## Problem requirements
Revise the records starting at the line that contains "- headset-icon: [501, 588, 1304, 1418]" and ending at the line that contains "- ribbon-squares: [264, 1580, 645, 1634]" by replacing "icon" with "glyph" and leaving everything else unchanged. Return only those lines.

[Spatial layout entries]
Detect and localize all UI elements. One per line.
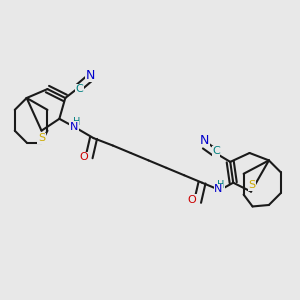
Text: H: H xyxy=(217,180,224,190)
Text: N: N xyxy=(85,69,94,82)
Text: N: N xyxy=(214,184,223,194)
Text: N: N xyxy=(70,122,78,131)
Text: S: S xyxy=(248,180,256,190)
Text: C: C xyxy=(212,146,220,157)
Text: S: S xyxy=(38,133,45,143)
Text: O: O xyxy=(79,152,88,162)
Text: O: O xyxy=(188,195,197,205)
Text: C: C xyxy=(75,84,83,94)
Text: H: H xyxy=(74,117,81,128)
Text: N: N xyxy=(200,134,209,147)
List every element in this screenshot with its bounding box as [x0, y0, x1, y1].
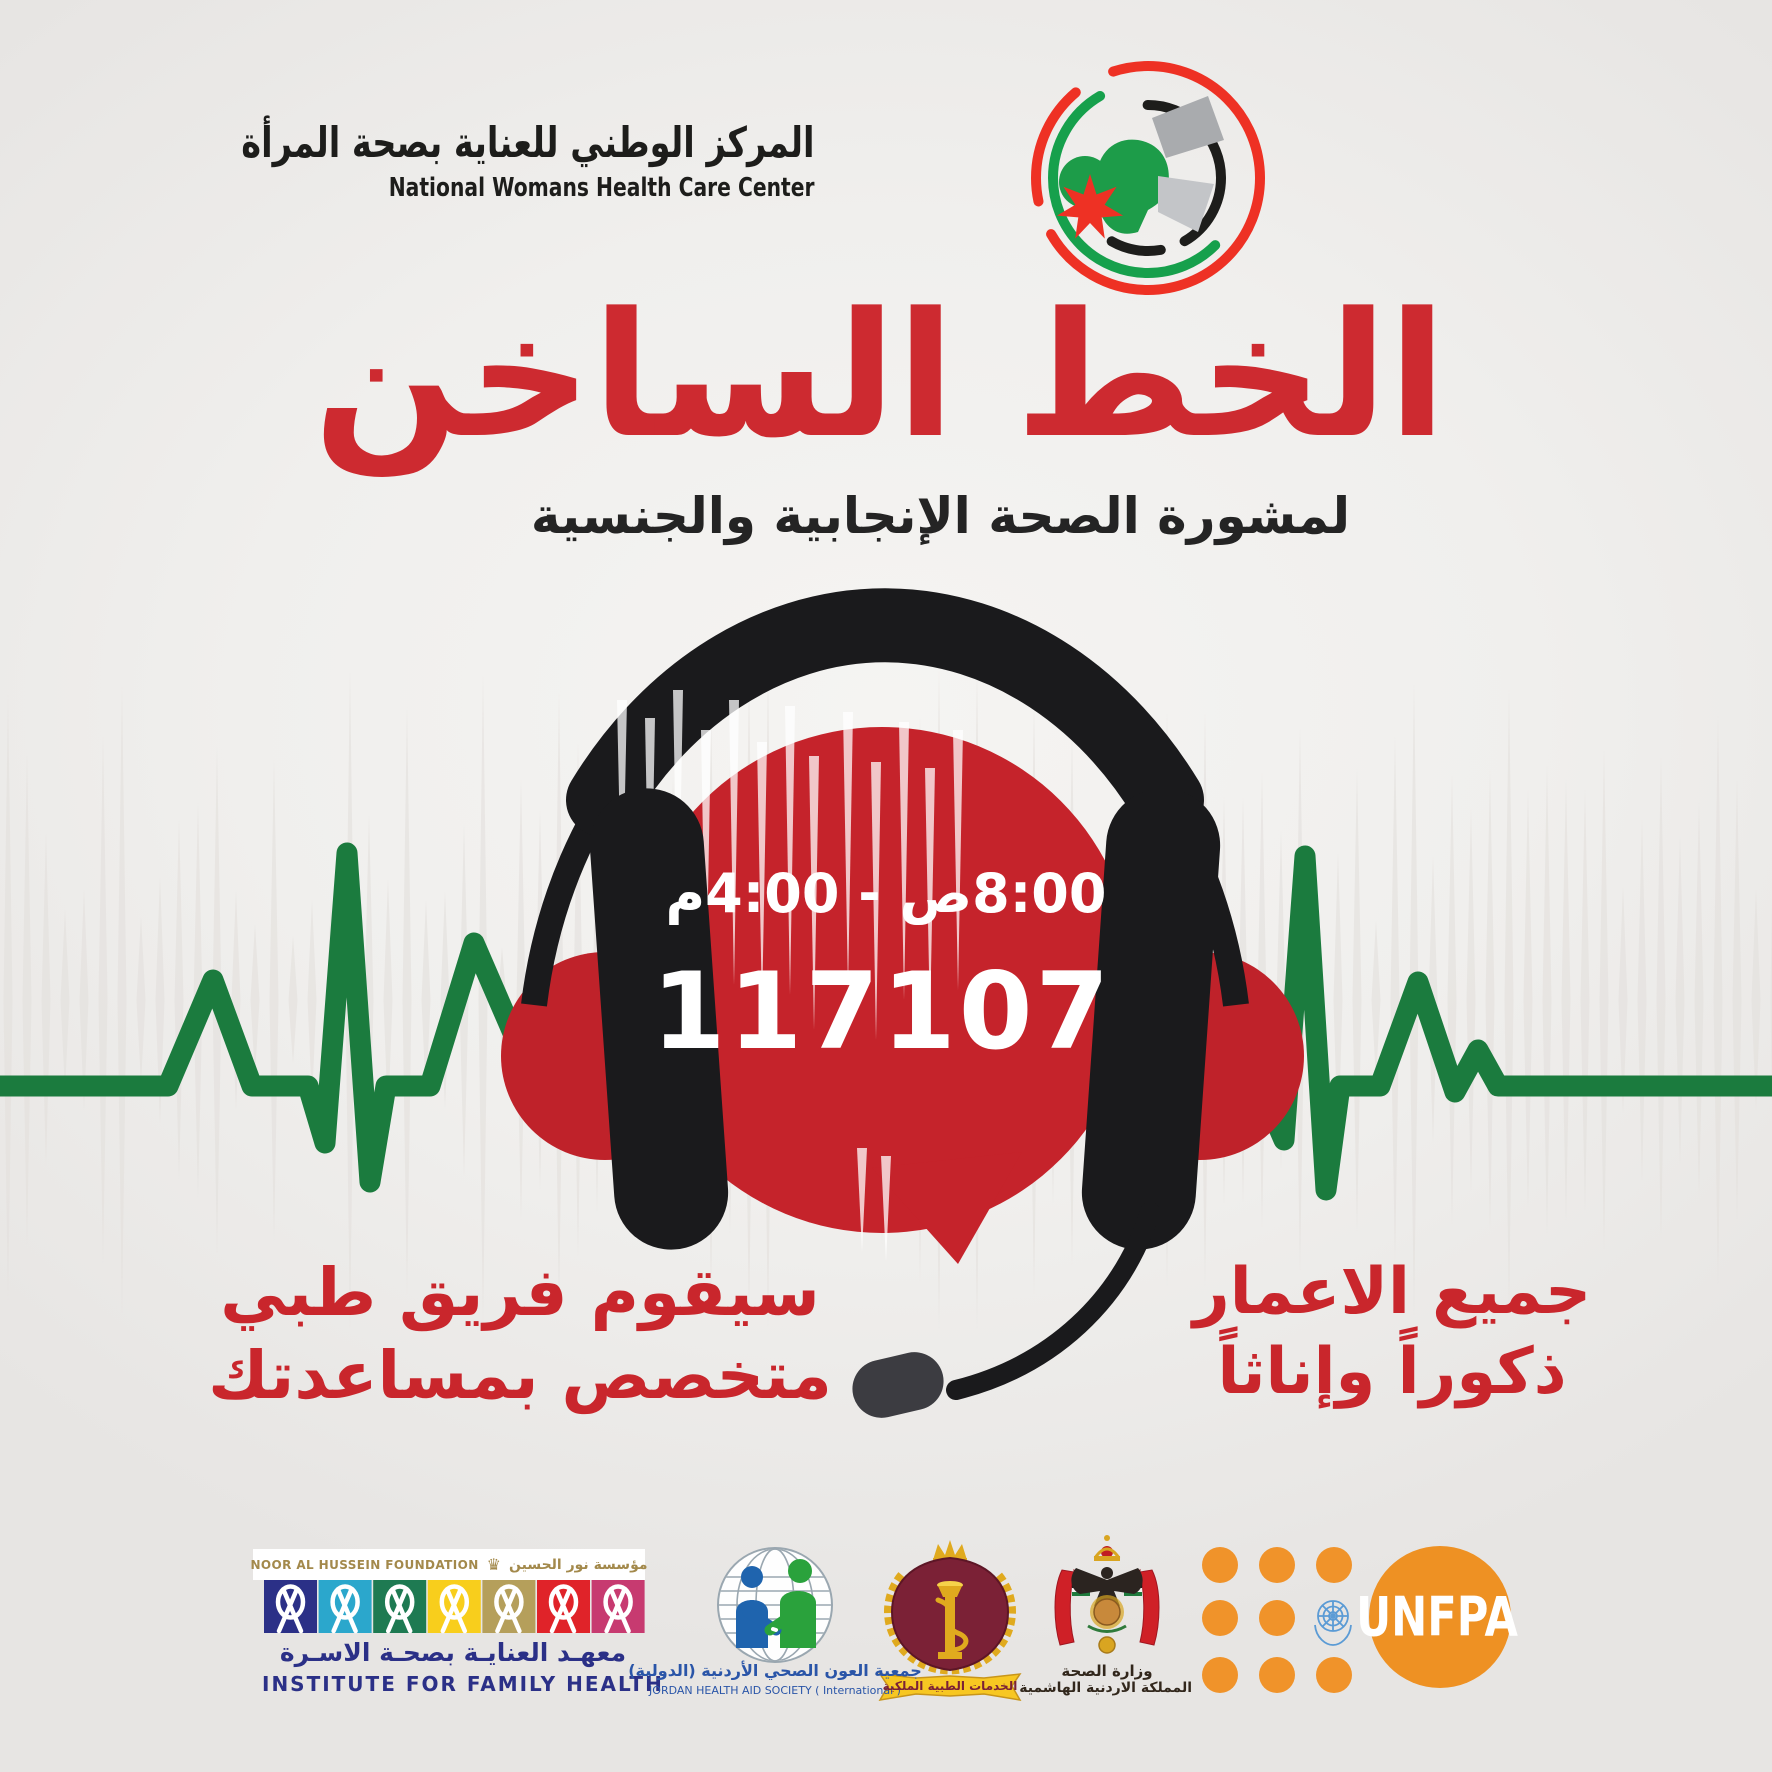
- headset-icon: [501, 588, 1304, 1418]
- logo-red-arc: [1031, 61, 1265, 295]
- nhf-name-arabic: مؤسسة نور الحسين: [509, 1556, 648, 1573]
- rms-logo: [878, 1540, 1022, 1701]
- logo-woman-profile-icon: [1056, 96, 1224, 239]
- hotline-hours: 8:00ص - 4:00م: [665, 862, 1107, 925]
- white-spikes: [617, 690, 963, 1262]
- ifh-name-arabic: معهـد العنايـة بصحـة الاسـرة: [279, 1638, 627, 1667]
- moh-logo: [1054, 1535, 1160, 1654]
- crown-icon: ♛: [486, 1554, 502, 1574]
- nwhcc-logo: [1031, 61, 1265, 295]
- unfpa-label: UNFPA: [1356, 1585, 1518, 1649]
- note-right-line1: جميع الاعمار: [1192, 1255, 1592, 1329]
- note-left-line2: متخصص بمساعدتك: [208, 1336, 832, 1414]
- unfpa-circle: [1369, 1546, 1511, 1688]
- note-right-line2: ذكوراً وإناثاً: [1217, 1335, 1567, 1409]
- mic-boom: [946, 1202, 1160, 1400]
- poster-subtitle: لمشورة الصحة الإنجابية والجنسية: [530, 487, 1350, 545]
- org-header: المركز الوطني للعناية بصحة المرأة Nation…: [98, 118, 815, 203]
- moh-kingdom-arabic: المملكة الاردنية الهاشمية: [1019, 1680, 1192, 1696]
- speech-bubble: [629, 727, 1135, 1264]
- hotline-number: 117107: [651, 950, 1113, 1073]
- handshake-figures-icon: [736, 1559, 816, 1648]
- moh-name-arabic: وزارة الصحة: [1061, 1662, 1153, 1680]
- logo-green-arc: [1048, 78, 1248, 278]
- ear-cup-left: [589, 788, 729, 1250]
- nhf-header-strip: NOOR AL HUSSEIN FOUNDATION ♛ مؤسسة نور ا…: [250, 1549, 648, 1580]
- orange-dots-grid: [1202, 1547, 1352, 1693]
- moh-globe-medal: [1087, 1595, 1127, 1654]
- jhas-logo: [717, 1547, 833, 1663]
- ribbon-squares: [264, 1580, 645, 1634]
- rms-banner-text: الخدمات الطبية الملكية: [882, 1679, 1018, 1693]
- nhf-name-english: NOOR AL HUSSEIN FOUNDATION: [250, 1557, 479, 1572]
- mic-capsule: [852, 1352, 944, 1418]
- org-name-english: National Womans Health Care Center: [389, 173, 815, 203]
- unfpa-logo: [1202, 1546, 1511, 1693]
- note-medical-team: سيقوم فريق طبي متخصص بمساعدتك: [208, 1252, 832, 1417]
- ifh-name-english: INSTITUTE FOR FAMILY HEALTH: [262, 1672, 664, 1696]
- jhas-name-english: JORDAN HEALTH AID SOCIETY ( Internationa…: [649, 1684, 901, 1697]
- rms-banner-ribbon: [878, 1673, 1022, 1701]
- pharmacy-symbol-icon: [935, 1581, 969, 1659]
- note-left-line1: سيقوم فريق طبي: [220, 1254, 820, 1331]
- org-name-arabic: المركز الوطني للعناية بصحة المرأة: [241, 118, 815, 167]
- logo-black-arc: [1070, 100, 1226, 256]
- jordan-star-icon: [1056, 174, 1124, 239]
- note-all-ages: جميع الاعمار ذكوراً وإناثاً: [1193, 1252, 1591, 1412]
- ecg-line-right: [1181, 845, 1772, 1201]
- moh-crown-icon: [1093, 1535, 1121, 1561]
- jhas-name-arabic: جمعية العون الصحي الأردنية (الدولية): [628, 1661, 922, 1680]
- ecg-line-left: [0, 842, 527, 1193]
- poster-title: الخط الساخن: [313, 275, 1447, 476]
- un-emblem-icon: [1314, 1600, 1352, 1646]
- moh-eagle-icon: [1071, 1567, 1143, 1606]
- ear-cup-right: [1081, 788, 1221, 1250]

## Expected answer
- headset-glyph: [501, 588, 1304, 1418]
- logo-red-arc: [1031, 61, 1265, 295]
- nhf-name-arabic: مؤسسة نور الحسين: [509, 1556, 648, 1573]
- rms-logo: [878, 1540, 1022, 1701]
- logo-woman-profile-glyph: [1056, 96, 1224, 239]
- hotline-hours: 8:00ص - 4:00م: [665, 862, 1107, 925]
- white-spikes: [617, 690, 963, 1262]
- ifh-name-arabic: معهـد العنايـة بصحـة الاسـرة: [279, 1638, 627, 1667]
- moh-logo: [1054, 1535, 1160, 1654]
- crown-glyph: ♛: [486, 1554, 502, 1574]
- nwhcc-logo: [1031, 61, 1265, 295]
- unfpa-label: UNFPA: [1356, 1585, 1518, 1649]
- note-right-line1: جميع الاعمار: [1192, 1255, 1592, 1329]
- note-left-line2: متخصص بمساعدتك: [208, 1336, 832, 1414]
- unfpa-circle: [1369, 1546, 1511, 1688]
- note-right-line2: ذكوراً وإناثاً: [1217, 1335, 1567, 1409]
- mic-boom: [946, 1202, 1160, 1400]
- poster-subtitle: لمشورة الصحة الإنجابية والجنسية: [530, 487, 1350, 545]
- org-header: المركز الوطني للعناية بصحة المرأة Nation…: [98, 118, 815, 203]
- moh-kingdom-arabic: المملكة الاردنية الهاشمية: [1019, 1680, 1192, 1696]
- speech-bubble: [629, 727, 1135, 1264]
- hotline-number: 117107: [651, 950, 1113, 1073]
- handshake-figures-glyph: [736, 1559, 816, 1648]
- moh-name-arabic: وزارة الصحة: [1061, 1662, 1153, 1680]
- logo-green-arc: [1048, 78, 1248, 278]
- ear-cup-left: [589, 788, 729, 1250]
- nhf-header-strip: NOOR AL HUSSEIN FOUNDATION ♛ مؤسسة نور ا…: [250, 1549, 648, 1580]
- orange-dots-grid: [1202, 1547, 1352, 1693]
- moh-globe-medal: [1087, 1595, 1127, 1654]
- jhas-logo: [717, 1547, 833, 1663]
- ribbon-squares: [264, 1580, 645, 1634]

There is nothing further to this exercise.